(Your objective):
Below are entries. Pull out all lines containing "this".

** Start of Material to process **

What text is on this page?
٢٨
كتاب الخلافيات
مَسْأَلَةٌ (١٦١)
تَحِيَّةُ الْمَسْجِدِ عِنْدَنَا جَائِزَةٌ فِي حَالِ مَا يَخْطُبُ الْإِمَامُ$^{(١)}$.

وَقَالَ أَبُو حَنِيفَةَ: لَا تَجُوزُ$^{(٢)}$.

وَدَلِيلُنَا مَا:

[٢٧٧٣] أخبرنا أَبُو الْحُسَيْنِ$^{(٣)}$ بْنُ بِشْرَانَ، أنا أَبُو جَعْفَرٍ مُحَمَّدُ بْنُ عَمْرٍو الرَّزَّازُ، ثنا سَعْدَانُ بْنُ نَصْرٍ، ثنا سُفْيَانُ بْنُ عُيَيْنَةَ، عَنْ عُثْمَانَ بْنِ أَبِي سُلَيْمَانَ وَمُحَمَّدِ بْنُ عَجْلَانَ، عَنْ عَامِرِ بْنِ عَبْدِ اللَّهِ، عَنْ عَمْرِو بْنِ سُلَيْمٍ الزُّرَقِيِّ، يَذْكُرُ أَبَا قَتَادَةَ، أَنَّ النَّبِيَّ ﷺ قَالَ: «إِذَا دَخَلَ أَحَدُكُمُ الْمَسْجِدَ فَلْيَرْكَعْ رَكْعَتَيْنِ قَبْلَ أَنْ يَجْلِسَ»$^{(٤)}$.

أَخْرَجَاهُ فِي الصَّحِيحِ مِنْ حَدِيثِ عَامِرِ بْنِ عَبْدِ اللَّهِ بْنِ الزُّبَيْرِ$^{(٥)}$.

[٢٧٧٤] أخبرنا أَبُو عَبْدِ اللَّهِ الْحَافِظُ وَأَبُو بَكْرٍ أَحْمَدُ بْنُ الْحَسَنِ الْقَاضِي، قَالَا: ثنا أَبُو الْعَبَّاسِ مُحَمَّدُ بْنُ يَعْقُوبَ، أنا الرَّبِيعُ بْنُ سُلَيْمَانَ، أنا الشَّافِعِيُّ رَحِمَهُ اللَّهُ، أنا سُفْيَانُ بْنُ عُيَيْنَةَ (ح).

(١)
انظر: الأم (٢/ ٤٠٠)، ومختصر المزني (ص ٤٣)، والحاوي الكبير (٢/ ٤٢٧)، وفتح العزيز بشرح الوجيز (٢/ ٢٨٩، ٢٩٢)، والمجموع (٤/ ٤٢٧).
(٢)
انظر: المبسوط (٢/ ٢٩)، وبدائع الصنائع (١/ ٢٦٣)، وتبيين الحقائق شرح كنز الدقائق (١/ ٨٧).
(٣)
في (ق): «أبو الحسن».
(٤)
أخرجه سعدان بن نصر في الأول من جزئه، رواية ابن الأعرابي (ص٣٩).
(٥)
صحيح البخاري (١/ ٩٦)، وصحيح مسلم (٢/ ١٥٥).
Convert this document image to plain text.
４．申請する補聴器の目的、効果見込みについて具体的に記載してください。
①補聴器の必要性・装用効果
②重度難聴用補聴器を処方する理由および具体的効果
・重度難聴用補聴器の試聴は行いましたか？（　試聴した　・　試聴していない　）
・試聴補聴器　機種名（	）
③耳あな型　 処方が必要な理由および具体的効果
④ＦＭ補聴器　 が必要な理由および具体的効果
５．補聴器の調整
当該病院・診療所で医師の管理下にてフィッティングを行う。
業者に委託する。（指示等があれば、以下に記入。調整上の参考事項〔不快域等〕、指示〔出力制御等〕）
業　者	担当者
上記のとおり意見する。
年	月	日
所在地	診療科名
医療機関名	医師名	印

** End of Material to process **

(Response):
What text is on this page?
Convert this document image to plain text.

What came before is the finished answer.